──────── DATA IN THIS EXERCISE ────────
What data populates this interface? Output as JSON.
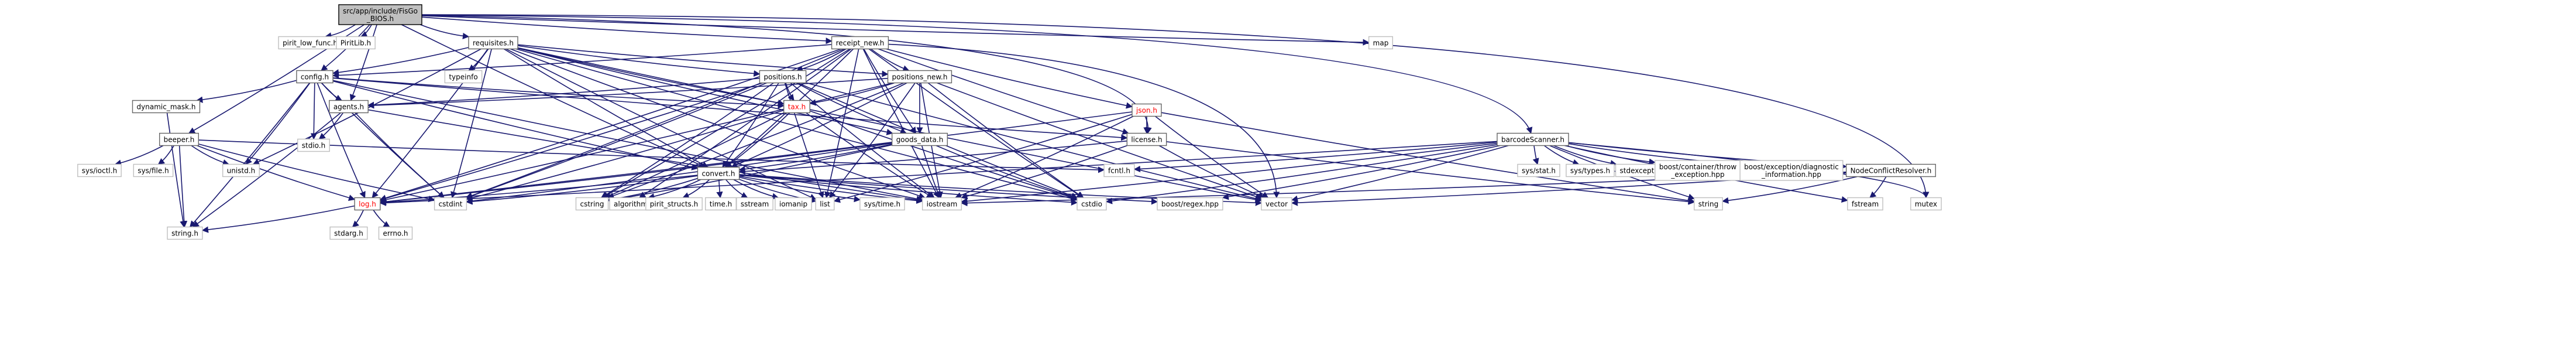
{
  "diagram": {
    "title": "include dependency graph",
    "root": "src/app/include/FisGo_BIOS.h",
    "nodes": [
      {
        "id": "root",
        "lines": [
          "src/app/include/FisGo",
          "_BIOS.h"
        ],
        "kind": "root"
      },
      {
        "id": "pirit_low_func",
        "lines": [
          "pirit_low_func.h"
        ],
        "kind": "external"
      },
      {
        "id": "piritlib",
        "lines": [
          "PiritLib.h"
        ],
        "kind": "external"
      },
      {
        "id": "requisites",
        "lines": [
          "requisites.h"
        ],
        "kind": "file"
      },
      {
        "id": "receipt_new",
        "lines": [
          "receipt_new.h"
        ],
        "kind": "file"
      },
      {
        "id": "map",
        "lines": [
          "map"
        ],
        "kind": "external"
      },
      {
        "id": "config",
        "lines": [
          "config.h"
        ],
        "kind": "file"
      },
      {
        "id": "typeinfo",
        "lines": [
          "typeinfo"
        ],
        "kind": "external"
      },
      {
        "id": "positions",
        "lines": [
          "positions.h"
        ],
        "kind": "file"
      },
      {
        "id": "positions_new",
        "lines": [
          "positions_new.h"
        ],
        "kind": "file"
      },
      {
        "id": "json",
        "lines": [
          "json.h"
        ],
        "kind": "file",
        "red": true
      },
      {
        "id": "barcodescanner",
        "lines": [
          "barcodeScanner.h"
        ],
        "kind": "file"
      },
      {
        "id": "dynamic_mask",
        "lines": [
          "dynamic_mask.h"
        ],
        "kind": "file"
      },
      {
        "id": "agents",
        "lines": [
          "agents.h"
        ],
        "kind": "file"
      },
      {
        "id": "tax",
        "lines": [
          "tax.h"
        ],
        "kind": "file",
        "red": true
      },
      {
        "id": "beeper",
        "lines": [
          "beeper.h"
        ],
        "kind": "file"
      },
      {
        "id": "stdio",
        "lines": [
          "stdio.h"
        ],
        "kind": "external"
      },
      {
        "id": "goods_data",
        "lines": [
          "goods_data.h"
        ],
        "kind": "file"
      },
      {
        "id": "license",
        "lines": [
          "license.h"
        ],
        "kind": "file"
      },
      {
        "id": "sys_ioctl",
        "lines": [
          "sys/ioctl.h"
        ],
        "kind": "external"
      },
      {
        "id": "sys_file",
        "lines": [
          "sys/file.h"
        ],
        "kind": "external"
      },
      {
        "id": "unistd",
        "lines": [
          "unistd.h"
        ],
        "kind": "external"
      },
      {
        "id": "fcntl",
        "lines": [
          "fcntl.h"
        ],
        "kind": "external"
      },
      {
        "id": "convert",
        "lines": [
          "convert.h"
        ],
        "kind": "file"
      },
      {
        "id": "sys_stat",
        "lines": [
          "sys/stat.h"
        ],
        "kind": "external"
      },
      {
        "id": "sys_types",
        "lines": [
          "sys/types.h"
        ],
        "kind": "external"
      },
      {
        "id": "stdexcept",
        "lines": [
          "stdexcept"
        ],
        "kind": "external"
      },
      {
        "id": "boost_throw",
        "lines": [
          "boost/container/throw",
          "_exception.hpp"
        ],
        "kind": "external"
      },
      {
        "id": "boost_diag",
        "lines": [
          "boost/exception/diagnostic",
          "_information.hpp"
        ],
        "kind": "external"
      },
      {
        "id": "nodeconflict",
        "lines": [
          "NodeConflictResolver.h"
        ],
        "kind": "file"
      },
      {
        "id": "log",
        "lines": [
          "log.h"
        ],
        "kind": "file",
        "red": true
      },
      {
        "id": "cstdint",
        "lines": [
          "cstdint"
        ],
        "kind": "external"
      },
      {
        "id": "cstring",
        "lines": [
          "cstring"
        ],
        "kind": "external"
      },
      {
        "id": "algorithm",
        "lines": [
          "algorithm"
        ],
        "kind": "external"
      },
      {
        "id": "pirit_structs",
        "lines": [
          "pirit_structs.h"
        ],
        "kind": "external"
      },
      {
        "id": "time",
        "lines": [
          "time.h"
        ],
        "kind": "external"
      },
      {
        "id": "sstream",
        "lines": [
          "sstream"
        ],
        "kind": "external"
      },
      {
        "id": "iomanip",
        "lines": [
          "iomanip"
        ],
        "kind": "external"
      },
      {
        "id": "list",
        "lines": [
          "list"
        ],
        "kind": "external"
      },
      {
        "id": "sys_time",
        "lines": [
          "sys/time.h"
        ],
        "kind": "external"
      },
      {
        "id": "iostream",
        "lines": [
          "iostream"
        ],
        "kind": "external"
      },
      {
        "id": "cstdio",
        "lines": [
          "cstdio"
        ],
        "kind": "external"
      },
      {
        "id": "boost_regex",
        "lines": [
          "boost/regex.hpp"
        ],
        "kind": "external"
      },
      {
        "id": "vector",
        "lines": [
          "vector"
        ],
        "kind": "external"
      },
      {
        "id": "string",
        "lines": [
          "string"
        ],
        "kind": "external"
      },
      {
        "id": "fstream",
        "lines": [
          "fstream"
        ],
        "kind": "external"
      },
      {
        "id": "mutex",
        "lines": [
          "mutex"
        ],
        "kind": "external"
      },
      {
        "id": "string_h",
        "lines": [
          "string.h"
        ],
        "kind": "external"
      },
      {
        "id": "stdarg",
        "lines": [
          "stdarg.h"
        ],
        "kind": "external"
      },
      {
        "id": "errno",
        "lines": [
          "errno.h"
        ],
        "kind": "external"
      }
    ],
    "edges": [
      [
        "root",
        "pirit_low_func"
      ],
      [
        "root",
        "piritlib"
      ],
      [
        "root",
        "requisites"
      ],
      [
        "root",
        "receipt_new"
      ],
      [
        "root",
        "map"
      ],
      [
        "root",
        "config"
      ],
      [
        "root",
        "agents"
      ],
      [
        "root",
        "beeper"
      ],
      [
        "root",
        "license"
      ],
      [
        "root",
        "barcodescanner"
      ],
      [
        "root",
        "mutex"
      ],
      [
        "root",
        "convert"
      ],
      [
        "requisites",
        "config"
      ],
      [
        "requisites",
        "typeinfo"
      ],
      [
        "requisites",
        "positions"
      ],
      [
        "requisites",
        "positions_new"
      ],
      [
        "requisites",
        "goods_data"
      ],
      [
        "requisites",
        "tax"
      ],
      [
        "requisites",
        "log"
      ],
      [
        "requisites",
        "cstdint"
      ],
      [
        "requisites",
        "unistd"
      ],
      [
        "requisites",
        "list"
      ],
      [
        "requisites",
        "iostream"
      ],
      [
        "requisites",
        "cstdio"
      ],
      [
        "requisites",
        "vector"
      ],
      [
        "requisites",
        "convert"
      ],
      [
        "receipt_new",
        "config"
      ],
      [
        "receipt_new",
        "positions"
      ],
      [
        "receipt_new",
        "positions_new"
      ],
      [
        "receipt_new",
        "json"
      ],
      [
        "receipt_new",
        "goods_data"
      ],
      [
        "receipt_new",
        "license"
      ],
      [
        "receipt_new",
        "convert"
      ],
      [
        "receipt_new",
        "log"
      ],
      [
        "receipt_new",
        "cstdint"
      ],
      [
        "receipt_new",
        "cstring"
      ],
      [
        "receipt_new",
        "list"
      ],
      [
        "receipt_new",
        "iostream"
      ],
      [
        "receipt_new",
        "cstdio"
      ],
      [
        "receipt_new",
        "vector"
      ],
      [
        "receipt_new",
        "algorithm"
      ],
      [
        "config",
        "dynamic_mask"
      ],
      [
        "config",
        "agents"
      ],
      [
        "config",
        "stdio"
      ],
      [
        "config",
        "unistd"
      ],
      [
        "config",
        "tax"
      ],
      [
        "config",
        "log"
      ],
      [
        "config",
        "convert"
      ],
      [
        "config",
        "cstdint"
      ],
      [
        "config",
        "iostream"
      ],
      [
        "config",
        "string_h"
      ],
      [
        "config",
        "license"
      ],
      [
        "dynamic_mask",
        "string_h"
      ],
      [
        "agents",
        "stdio"
      ],
      [
        "agents",
        "cstdint"
      ],
      [
        "agents",
        "iostream"
      ],
      [
        "agents",
        "string_h"
      ],
      [
        "positions",
        "tax"
      ],
      [
        "positions",
        "goods_data"
      ],
      [
        "positions",
        "convert"
      ],
      [
        "positions",
        "log"
      ],
      [
        "positions",
        "cstring"
      ],
      [
        "positions",
        "list"
      ],
      [
        "positions",
        "iostream"
      ],
      [
        "positions",
        "cstdint"
      ],
      [
        "positions",
        "vector"
      ],
      [
        "positions",
        "agents"
      ],
      [
        "positions",
        "cstdio"
      ],
      [
        "positions_new",
        "tax"
      ],
      [
        "positions_new",
        "goods_data"
      ],
      [
        "positions_new",
        "convert"
      ],
      [
        "positions_new",
        "log"
      ],
      [
        "positions_new",
        "iostream"
      ],
      [
        "positions_new",
        "vector"
      ],
      [
        "positions_new",
        "agents"
      ],
      [
        "positions_new",
        "cstdio"
      ],
      [
        "positions_new",
        "list"
      ],
      [
        "positions_new",
        "cstring"
      ],
      [
        "tax",
        "convert"
      ],
      [
        "tax",
        "cstring"
      ],
      [
        "tax",
        "iostream"
      ],
      [
        "tax",
        "cstdint"
      ],
      [
        "tax",
        "cstdio"
      ],
      [
        "json",
        "license"
      ],
      [
        "json",
        "log"
      ],
      [
        "json",
        "iostream"
      ],
      [
        "json",
        "string"
      ],
      [
        "json",
        "vector"
      ],
      [
        "json",
        "list"
      ],
      [
        "beeper",
        "sys_ioctl"
      ],
      [
        "beeper",
        "sys_file"
      ],
      [
        "beeper",
        "unistd"
      ],
      [
        "beeper",
        "fcntl"
      ],
      [
        "beeper",
        "log"
      ],
      [
        "beeper",
        "string_h"
      ],
      [
        "beeper",
        "cstdint"
      ],
      [
        "goods_data",
        "convert"
      ],
      [
        "goods_data",
        "log"
      ],
      [
        "goods_data",
        "iostream"
      ],
      [
        "goods_data",
        "cstring"
      ],
      [
        "goods_data",
        "cstdint"
      ],
      [
        "goods_data",
        "cstdio"
      ],
      [
        "license",
        "convert"
      ],
      [
        "license",
        "iostream"
      ],
      [
        "license",
        "vector"
      ],
      [
        "license",
        "string"
      ],
      [
        "convert",
        "log"
      ],
      [
        "convert",
        "cstdint"
      ],
      [
        "convert",
        "cstring"
      ],
      [
        "convert",
        "algorithm"
      ],
      [
        "convert",
        "pirit_structs"
      ],
      [
        "convert",
        "time"
      ],
      [
        "convert",
        "sstream"
      ],
      [
        "convert",
        "iomanip"
      ],
      [
        "convert",
        "list"
      ],
      [
        "convert",
        "sys_time"
      ],
      [
        "convert",
        "iostream"
      ],
      [
        "convert",
        "cstdio"
      ],
      [
        "convert",
        "boost_regex"
      ],
      [
        "convert",
        "vector"
      ],
      [
        "barcodescanner",
        "fcntl"
      ],
      [
        "barcodescanner",
        "sys_stat"
      ],
      [
        "barcodescanner",
        "sys_types"
      ],
      [
        "barcodescanner",
        "stdexcept"
      ],
      [
        "barcodescanner",
        "boost_throw"
      ],
      [
        "barcodescanner",
        "boost_diag"
      ],
      [
        "barcodescanner",
        "nodeconflict"
      ],
      [
        "barcodescanner",
        "log"
      ],
      [
        "barcodescanner",
        "iostream"
      ],
      [
        "barcodescanner",
        "vector"
      ],
      [
        "barcodescanner",
        "string"
      ],
      [
        "barcodescanner",
        "boost_regex"
      ],
      [
        "barcodescanner",
        "mutex"
      ],
      [
        "barcodescanner",
        "fstream"
      ],
      [
        "barcodescanner",
        "cstdio"
      ],
      [
        "nodeconflict",
        "string"
      ],
      [
        "nodeconflict",
        "fstream"
      ],
      [
        "nodeconflict",
        "vector"
      ],
      [
        "nodeconflict",
        "iostream"
      ],
      [
        "log",
        "string_h"
      ],
      [
        "log",
        "stdarg"
      ],
      [
        "log",
        "errno"
      ]
    ]
  }
}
────────
TASK BRIEF:
Find every line holding the word "fstream"; give their count and nothing else.

SOLUTION:
4